● GIVEN DATA
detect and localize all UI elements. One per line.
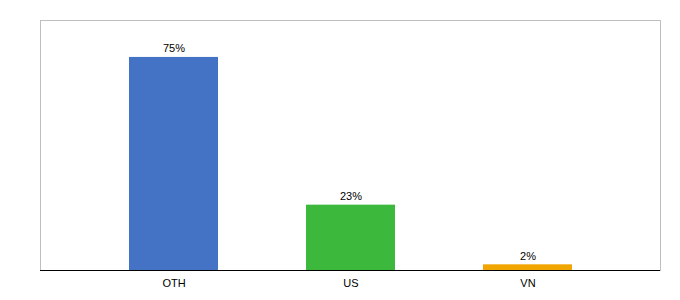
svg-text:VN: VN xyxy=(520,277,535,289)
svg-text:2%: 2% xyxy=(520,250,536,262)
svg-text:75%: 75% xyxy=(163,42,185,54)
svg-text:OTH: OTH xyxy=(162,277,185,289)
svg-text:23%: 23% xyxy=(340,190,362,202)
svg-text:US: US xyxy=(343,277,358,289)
---
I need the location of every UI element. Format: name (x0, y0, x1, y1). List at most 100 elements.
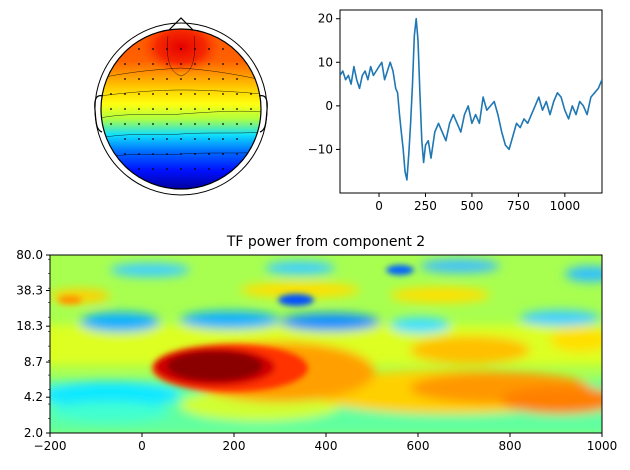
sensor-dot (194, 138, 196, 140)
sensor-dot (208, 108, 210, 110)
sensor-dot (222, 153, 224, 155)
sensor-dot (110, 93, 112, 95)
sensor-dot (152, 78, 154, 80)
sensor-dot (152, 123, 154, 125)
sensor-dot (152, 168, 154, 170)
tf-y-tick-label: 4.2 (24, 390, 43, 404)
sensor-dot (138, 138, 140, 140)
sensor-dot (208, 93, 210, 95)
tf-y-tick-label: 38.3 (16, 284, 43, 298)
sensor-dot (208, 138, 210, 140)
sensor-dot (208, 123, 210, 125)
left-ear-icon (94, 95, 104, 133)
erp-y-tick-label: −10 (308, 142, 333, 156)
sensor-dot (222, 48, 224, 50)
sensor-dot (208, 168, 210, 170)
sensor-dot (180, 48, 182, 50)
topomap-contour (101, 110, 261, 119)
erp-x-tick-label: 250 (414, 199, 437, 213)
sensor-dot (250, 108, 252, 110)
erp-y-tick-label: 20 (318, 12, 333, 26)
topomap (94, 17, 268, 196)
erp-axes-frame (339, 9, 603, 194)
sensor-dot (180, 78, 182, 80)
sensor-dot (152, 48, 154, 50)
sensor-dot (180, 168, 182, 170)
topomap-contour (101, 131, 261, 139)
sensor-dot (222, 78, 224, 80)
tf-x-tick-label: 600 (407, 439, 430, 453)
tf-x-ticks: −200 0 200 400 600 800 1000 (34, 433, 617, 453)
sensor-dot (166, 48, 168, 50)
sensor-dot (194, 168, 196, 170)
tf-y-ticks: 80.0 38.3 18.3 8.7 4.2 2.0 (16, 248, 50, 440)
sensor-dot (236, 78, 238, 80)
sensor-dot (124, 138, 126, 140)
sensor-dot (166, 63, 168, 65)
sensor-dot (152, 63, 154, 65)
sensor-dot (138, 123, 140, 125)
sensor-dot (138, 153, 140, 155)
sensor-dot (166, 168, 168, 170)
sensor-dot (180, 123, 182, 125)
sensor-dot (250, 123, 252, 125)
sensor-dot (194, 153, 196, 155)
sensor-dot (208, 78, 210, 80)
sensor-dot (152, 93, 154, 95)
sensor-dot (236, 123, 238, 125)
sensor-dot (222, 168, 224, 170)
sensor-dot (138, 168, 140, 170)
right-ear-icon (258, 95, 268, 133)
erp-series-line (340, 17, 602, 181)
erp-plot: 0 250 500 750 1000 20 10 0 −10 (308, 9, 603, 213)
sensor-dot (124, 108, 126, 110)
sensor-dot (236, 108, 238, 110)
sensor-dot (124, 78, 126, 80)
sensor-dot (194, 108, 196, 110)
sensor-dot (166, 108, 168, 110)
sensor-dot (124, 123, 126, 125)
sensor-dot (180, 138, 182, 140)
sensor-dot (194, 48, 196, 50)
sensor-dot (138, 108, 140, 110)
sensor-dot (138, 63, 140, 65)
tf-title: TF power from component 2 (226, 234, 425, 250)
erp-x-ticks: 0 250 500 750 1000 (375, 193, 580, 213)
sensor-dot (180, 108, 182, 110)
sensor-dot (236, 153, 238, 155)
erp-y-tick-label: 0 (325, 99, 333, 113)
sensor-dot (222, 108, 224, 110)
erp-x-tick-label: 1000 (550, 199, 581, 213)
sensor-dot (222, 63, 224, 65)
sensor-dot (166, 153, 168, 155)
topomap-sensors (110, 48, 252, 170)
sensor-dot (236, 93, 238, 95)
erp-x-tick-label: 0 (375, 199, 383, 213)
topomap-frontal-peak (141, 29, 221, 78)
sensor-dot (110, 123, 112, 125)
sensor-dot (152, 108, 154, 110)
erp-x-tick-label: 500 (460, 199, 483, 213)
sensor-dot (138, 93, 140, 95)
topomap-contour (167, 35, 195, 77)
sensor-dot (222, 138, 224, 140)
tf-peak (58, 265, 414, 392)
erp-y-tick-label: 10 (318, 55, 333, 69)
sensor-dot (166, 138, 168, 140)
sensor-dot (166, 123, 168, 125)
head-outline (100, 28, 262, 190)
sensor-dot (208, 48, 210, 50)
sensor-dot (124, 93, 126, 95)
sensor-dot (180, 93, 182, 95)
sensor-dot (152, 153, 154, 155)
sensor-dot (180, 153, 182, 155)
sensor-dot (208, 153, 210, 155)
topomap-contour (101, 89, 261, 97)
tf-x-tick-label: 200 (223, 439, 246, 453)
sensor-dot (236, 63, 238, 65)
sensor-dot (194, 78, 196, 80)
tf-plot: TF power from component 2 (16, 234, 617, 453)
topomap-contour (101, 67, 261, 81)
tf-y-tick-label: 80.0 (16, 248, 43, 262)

● GIVEN TASK
Can you turn the data, starting at the line containing "detect and localize" and ending at the line containing "svg-text:US: US xyxy=(343,277,358,289)", into a Markdown table with columns named Row and Entry, one numbered row per line, skipping blank lines? Leave the pictures out of the table.

● PROBLEM SOLUTION
| Row | Entry |
|---|---|
| 1 | detect and localize all UI elements. One per line. |
| 2 | svg-text:VN: VN xyxy=(520,277,535,289) |
| 3 | svg-text:2%: 2% xyxy=(520,250,536,262) |
| 4 | svg-text:75%: 75% xyxy=(163,42,185,54) |
| 5 | svg-text:OTH: OTH xyxy=(162,277,185,289) |
| 6 | svg-text:23%: 23% xyxy=(340,190,362,202) |
| 7 | svg-text:US: US xyxy=(343,277,358,289) |